Serie di esercizi
1. Nel discorso agli studenti francesi, a quale luogo sono collegati gli studenti universitari a cui ci si rivolge?
2. Ripeti fedelmente la parte del discorso agli studenti francesi compresa tra "Sono molto felice" e "e nella testimonianza.", estremi inclusi.

Sabato Santo, 5 aprile 1980

 

Cari amici,

Sono molto felice di incontrare voi, studenti universitari francesi collegati al Sacré-Coeur di Montmartre. Siete venuti a terminare a Roma il Triduo pasquale. Conosco la serietà del vostro affetto verso la Chiesa, il vostro desiderio di approfondire incessantemente la vostra fede, non soltanto nello studio, ma anche nella preghiera personale d’adorazione, nella liturgia ben celebrata, nella condivisione e nella testimonianza.

A voi tutti, porgo i miei migliori auguri di buona Pasqua. A voi come agli Apostoli riuniti attorno a Pietro, Cristo domanda: “Per voi, chi sono io?”. Ognuno di voi deve rispondere secondo la propria coscienza. Temo però che lasciati alle sole vostre forze, alla sola vostra ragione, influenzati forse dal clima di incertezza, di dubbio che regna attorno a voi, non ne sareste capaci. Ma la Chiesa stessa, nel passo dell’Apostolo Pietro, ha proclamato per voi la sola fede conveniente: “Tu sei il Cristo, il Figlio del Dio vivente”. Questa fede è stata infusa in voi allo stato di germe, di capacità, di virtù attraverso il battesimo. L’avete fatta vostra un po’ alla volta, nel corso della vostra infanzia e della vostra adolescenza, forse con degli alti e dei bassi. Dall’interno, lo Spirito Santo ha illuminato, fortificato questa fede, spandendo nei vostri cuori l’amore di Dio. Voglio ripetervi con il primo degli Apostoli, il primo dei Vescovi di Roma: “questo Gesù, voi lo amate, pur senza averlo visto; e ora senza vederlo credete in lui. Perciò esultate di gioia indicibile e gloriosa, mentre conseguite la meta della vostra fede, cioè la salvezza delle anime” (1Pt 1,8-9).

Materiale fornito

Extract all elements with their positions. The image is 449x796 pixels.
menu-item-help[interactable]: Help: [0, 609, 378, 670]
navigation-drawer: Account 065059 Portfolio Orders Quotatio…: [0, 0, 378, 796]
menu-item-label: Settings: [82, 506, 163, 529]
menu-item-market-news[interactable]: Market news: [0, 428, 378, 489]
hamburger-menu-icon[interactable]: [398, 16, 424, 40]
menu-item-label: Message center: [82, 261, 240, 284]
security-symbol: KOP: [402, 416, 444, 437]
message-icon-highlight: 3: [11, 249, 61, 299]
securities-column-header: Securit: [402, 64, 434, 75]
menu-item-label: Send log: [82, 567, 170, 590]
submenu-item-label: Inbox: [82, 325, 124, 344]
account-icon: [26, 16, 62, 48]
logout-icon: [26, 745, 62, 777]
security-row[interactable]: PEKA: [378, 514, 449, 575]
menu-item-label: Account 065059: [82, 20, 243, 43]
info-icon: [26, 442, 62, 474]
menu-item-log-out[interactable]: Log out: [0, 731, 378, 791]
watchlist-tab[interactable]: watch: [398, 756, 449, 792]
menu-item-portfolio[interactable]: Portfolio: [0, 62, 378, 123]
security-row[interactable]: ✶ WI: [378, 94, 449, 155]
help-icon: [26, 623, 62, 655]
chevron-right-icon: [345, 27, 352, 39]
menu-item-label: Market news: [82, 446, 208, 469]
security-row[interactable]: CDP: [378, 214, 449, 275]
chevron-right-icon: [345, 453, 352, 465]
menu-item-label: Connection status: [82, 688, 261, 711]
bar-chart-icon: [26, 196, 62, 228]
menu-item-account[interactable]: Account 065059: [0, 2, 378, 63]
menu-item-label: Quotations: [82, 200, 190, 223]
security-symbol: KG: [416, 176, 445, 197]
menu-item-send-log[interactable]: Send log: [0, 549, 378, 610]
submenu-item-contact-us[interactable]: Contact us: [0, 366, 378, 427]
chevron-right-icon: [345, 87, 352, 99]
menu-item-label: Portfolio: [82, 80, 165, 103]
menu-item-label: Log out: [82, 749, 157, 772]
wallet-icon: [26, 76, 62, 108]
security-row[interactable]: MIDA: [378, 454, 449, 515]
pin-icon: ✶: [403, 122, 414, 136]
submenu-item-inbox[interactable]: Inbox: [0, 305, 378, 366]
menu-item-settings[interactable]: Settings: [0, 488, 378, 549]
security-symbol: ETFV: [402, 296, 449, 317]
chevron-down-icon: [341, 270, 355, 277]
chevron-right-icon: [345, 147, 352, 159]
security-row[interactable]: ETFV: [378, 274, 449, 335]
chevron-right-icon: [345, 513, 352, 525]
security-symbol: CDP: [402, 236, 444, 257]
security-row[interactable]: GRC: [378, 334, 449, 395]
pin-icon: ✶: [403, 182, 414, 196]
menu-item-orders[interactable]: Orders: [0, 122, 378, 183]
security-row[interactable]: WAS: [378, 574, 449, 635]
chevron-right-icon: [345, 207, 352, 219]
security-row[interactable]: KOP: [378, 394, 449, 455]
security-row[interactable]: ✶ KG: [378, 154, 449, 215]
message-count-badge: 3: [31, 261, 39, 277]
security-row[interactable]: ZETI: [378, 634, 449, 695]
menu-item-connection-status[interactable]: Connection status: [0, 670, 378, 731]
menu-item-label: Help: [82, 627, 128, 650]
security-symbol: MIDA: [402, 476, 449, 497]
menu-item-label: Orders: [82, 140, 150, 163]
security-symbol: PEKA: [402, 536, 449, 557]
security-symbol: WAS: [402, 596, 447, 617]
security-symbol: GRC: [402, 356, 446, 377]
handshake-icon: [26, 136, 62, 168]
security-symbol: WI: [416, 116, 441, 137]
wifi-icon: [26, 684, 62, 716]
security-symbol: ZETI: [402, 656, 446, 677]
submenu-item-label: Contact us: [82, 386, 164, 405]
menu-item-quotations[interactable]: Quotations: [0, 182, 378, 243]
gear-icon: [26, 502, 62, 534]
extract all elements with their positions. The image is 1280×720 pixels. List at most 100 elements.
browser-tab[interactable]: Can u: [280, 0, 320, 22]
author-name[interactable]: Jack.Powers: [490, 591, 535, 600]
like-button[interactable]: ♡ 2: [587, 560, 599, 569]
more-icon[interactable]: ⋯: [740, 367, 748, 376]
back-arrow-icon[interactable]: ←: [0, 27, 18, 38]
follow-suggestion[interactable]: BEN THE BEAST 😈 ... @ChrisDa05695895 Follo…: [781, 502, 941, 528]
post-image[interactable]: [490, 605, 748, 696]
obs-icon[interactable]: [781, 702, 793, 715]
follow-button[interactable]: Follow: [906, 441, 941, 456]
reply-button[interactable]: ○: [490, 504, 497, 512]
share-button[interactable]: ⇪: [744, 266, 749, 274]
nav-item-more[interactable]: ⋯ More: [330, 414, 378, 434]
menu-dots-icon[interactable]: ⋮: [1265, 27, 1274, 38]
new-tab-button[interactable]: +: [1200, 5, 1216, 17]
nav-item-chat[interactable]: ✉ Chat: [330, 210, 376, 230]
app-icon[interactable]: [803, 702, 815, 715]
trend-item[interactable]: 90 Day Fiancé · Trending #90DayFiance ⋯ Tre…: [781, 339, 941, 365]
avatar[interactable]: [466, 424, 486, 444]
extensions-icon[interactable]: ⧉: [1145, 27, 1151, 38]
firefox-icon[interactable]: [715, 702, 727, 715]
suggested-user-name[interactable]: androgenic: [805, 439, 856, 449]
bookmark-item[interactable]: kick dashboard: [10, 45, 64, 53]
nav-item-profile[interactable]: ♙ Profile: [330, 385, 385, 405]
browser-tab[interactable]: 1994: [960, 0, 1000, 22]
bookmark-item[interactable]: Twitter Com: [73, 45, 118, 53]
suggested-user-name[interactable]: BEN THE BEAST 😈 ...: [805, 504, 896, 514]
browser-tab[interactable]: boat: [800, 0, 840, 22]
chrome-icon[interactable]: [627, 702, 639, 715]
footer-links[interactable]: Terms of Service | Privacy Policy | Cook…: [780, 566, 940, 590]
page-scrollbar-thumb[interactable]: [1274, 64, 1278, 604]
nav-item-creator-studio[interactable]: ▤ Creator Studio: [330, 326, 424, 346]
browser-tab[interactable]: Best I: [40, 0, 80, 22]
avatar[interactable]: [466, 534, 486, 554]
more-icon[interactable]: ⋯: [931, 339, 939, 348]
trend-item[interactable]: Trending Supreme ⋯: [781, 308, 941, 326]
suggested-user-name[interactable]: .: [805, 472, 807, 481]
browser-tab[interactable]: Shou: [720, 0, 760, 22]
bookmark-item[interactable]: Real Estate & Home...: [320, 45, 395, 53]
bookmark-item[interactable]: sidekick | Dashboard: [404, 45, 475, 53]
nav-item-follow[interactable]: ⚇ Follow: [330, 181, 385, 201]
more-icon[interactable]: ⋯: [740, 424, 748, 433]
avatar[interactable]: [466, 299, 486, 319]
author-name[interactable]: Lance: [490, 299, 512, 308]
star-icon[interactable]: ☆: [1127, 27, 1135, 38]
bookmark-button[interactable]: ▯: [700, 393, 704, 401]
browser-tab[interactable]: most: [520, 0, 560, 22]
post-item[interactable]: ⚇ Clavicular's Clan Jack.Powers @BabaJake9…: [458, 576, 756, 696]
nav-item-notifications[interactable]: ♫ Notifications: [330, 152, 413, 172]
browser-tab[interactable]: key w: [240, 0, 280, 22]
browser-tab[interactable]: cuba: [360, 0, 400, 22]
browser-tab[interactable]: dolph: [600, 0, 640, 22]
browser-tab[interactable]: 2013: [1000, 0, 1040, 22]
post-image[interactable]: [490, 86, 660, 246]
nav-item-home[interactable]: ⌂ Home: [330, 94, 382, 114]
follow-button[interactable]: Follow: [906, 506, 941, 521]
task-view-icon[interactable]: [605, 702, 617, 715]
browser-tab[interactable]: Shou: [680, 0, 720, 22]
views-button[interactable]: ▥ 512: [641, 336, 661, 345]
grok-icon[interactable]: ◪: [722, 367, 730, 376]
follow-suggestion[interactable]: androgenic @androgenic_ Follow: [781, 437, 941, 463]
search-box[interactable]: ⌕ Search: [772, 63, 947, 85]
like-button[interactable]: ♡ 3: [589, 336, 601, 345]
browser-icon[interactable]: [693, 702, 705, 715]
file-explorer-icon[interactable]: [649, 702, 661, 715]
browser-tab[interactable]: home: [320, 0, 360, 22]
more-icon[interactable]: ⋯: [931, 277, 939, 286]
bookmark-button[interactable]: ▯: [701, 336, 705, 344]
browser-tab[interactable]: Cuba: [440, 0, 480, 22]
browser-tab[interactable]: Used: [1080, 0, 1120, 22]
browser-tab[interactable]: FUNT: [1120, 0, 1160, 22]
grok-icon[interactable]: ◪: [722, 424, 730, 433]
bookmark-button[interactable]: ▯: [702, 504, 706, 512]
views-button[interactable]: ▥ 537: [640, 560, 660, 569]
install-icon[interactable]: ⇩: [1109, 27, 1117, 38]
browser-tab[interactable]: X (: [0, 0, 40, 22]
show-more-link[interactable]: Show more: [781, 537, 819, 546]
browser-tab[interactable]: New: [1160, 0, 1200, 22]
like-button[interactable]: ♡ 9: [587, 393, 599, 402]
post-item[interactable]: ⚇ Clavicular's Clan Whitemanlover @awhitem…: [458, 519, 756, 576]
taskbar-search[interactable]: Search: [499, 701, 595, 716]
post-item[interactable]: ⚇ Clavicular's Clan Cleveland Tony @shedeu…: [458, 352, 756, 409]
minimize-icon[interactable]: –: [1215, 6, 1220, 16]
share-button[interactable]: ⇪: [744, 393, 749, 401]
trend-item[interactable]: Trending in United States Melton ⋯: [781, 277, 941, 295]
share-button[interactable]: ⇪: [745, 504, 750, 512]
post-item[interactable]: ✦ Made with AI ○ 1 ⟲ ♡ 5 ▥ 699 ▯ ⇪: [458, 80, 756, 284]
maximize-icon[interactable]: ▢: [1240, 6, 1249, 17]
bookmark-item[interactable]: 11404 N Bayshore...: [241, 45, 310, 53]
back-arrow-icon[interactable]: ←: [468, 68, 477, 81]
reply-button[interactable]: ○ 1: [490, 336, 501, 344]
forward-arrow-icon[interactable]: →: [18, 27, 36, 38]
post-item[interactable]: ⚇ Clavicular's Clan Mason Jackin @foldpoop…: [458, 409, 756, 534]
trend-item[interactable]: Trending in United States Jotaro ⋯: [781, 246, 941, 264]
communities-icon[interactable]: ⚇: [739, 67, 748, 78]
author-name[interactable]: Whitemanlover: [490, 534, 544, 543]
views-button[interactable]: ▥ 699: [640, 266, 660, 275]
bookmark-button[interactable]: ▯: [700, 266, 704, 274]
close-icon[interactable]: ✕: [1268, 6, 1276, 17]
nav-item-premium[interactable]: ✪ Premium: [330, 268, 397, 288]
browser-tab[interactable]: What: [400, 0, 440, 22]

Risposte per esercizio
1. Al Sacré-Coeur di Montmartre.

2.
Sono molto felice di incontrare voi, studenti universitari francesi collegati al Sacré-Coeur di Montmartre. Siete venuti a terminare a Roma il Triduo pasquale. Conosco la serietà del vostro affetto verso la Chiesa, il vostro desiderio di approfondire incessantemente la vostra fede, non soltanto nello studio, ma anche nella preghiera personale d’adorazione, nella liturgia ben celebrata, nella condivisione e nella testimonianza.